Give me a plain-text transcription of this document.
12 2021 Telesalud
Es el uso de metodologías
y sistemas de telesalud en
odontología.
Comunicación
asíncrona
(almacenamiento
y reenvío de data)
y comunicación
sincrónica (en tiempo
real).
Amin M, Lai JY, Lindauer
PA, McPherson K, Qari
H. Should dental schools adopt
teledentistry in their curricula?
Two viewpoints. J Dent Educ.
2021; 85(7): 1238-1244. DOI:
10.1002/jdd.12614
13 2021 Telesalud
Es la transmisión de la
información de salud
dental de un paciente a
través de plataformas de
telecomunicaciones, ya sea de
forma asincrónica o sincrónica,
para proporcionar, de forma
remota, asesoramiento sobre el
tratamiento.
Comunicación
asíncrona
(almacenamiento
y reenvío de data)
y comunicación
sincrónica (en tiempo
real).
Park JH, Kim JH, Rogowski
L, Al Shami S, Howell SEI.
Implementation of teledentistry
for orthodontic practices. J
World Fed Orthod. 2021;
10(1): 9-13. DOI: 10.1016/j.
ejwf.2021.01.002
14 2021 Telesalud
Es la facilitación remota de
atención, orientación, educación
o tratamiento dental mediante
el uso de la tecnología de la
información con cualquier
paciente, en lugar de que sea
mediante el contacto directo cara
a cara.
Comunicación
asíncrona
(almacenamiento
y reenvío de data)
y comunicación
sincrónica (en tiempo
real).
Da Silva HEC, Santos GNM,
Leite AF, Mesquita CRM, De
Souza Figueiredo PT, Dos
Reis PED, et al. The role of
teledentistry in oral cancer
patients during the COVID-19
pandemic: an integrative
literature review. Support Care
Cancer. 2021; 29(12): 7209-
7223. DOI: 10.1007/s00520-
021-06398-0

- **EXERCISE DETAILS**:
Copy the full listing exactly.

- **OUTPUT**:
Give me a plain-text transcription of this document.
12 2021 Telesalud
Es el uso de metodologías
y sistemas de telesalud en
odontología.
Comunicación
asíncrona
(almacenamiento
y reenvío de data)
y comunicación
sincrónica (en tiempo
real).
Amin M, Lai JY, Lindauer
PA, McPherson K, Qari
H. Should dental schools adopt
teledentistry in their curricula?
Two viewpoints. J Dent Educ.
2021; 85(7): 1238-1244. DOI:
10.1002/jdd.12614
13 2021 Telesalud
Es la transmisión de la
información de salud
dental de un paciente a
través de plataformas de
telecomunicaciones, ya sea de
forma asincrónica o sincrónica,
para proporcionar, de forma
remota, asesoramiento sobre el
tratamiento.
Comunicación
asíncrona
(almacenamiento
y reenvío de data)
y comunicación
sincrónica (en tiempo
real).
Park JH, Kim JH, Rogowski
L, Al Shami S, Howell SEI.
Implementation of teledentistry
for orthodontic practices. J
World Fed Orthod. 2021;
10(1): 9-13. DOI: 10.1016/j.
ejwf.2021.01.002
14 2021 Telesalud
Es la facilitación remota de
atención, orientación, educación
o tratamiento dental mediante
el uso de la tecnología de la
información con cualquier
paciente, en lugar de que sea
mediante el contacto directo cara
a cara.
Comunicación
asíncrona
(almacenamiento
y reenvío de data)
y comunicación
sincrónica (en tiempo
real).
Da Silva HEC, Santos GNM,
Leite AF, Mesquita CRM, De
Souza Figueiredo PT, Dos
Reis PED, et al. The role of
teledentistry in oral cancer
patients during the COVID-19
pandemic: an integrative
literature review. Support Care
Cancer. 2021; 29(12): 7209-
7223. DOI: 10.1007/s00520-
021-06398-0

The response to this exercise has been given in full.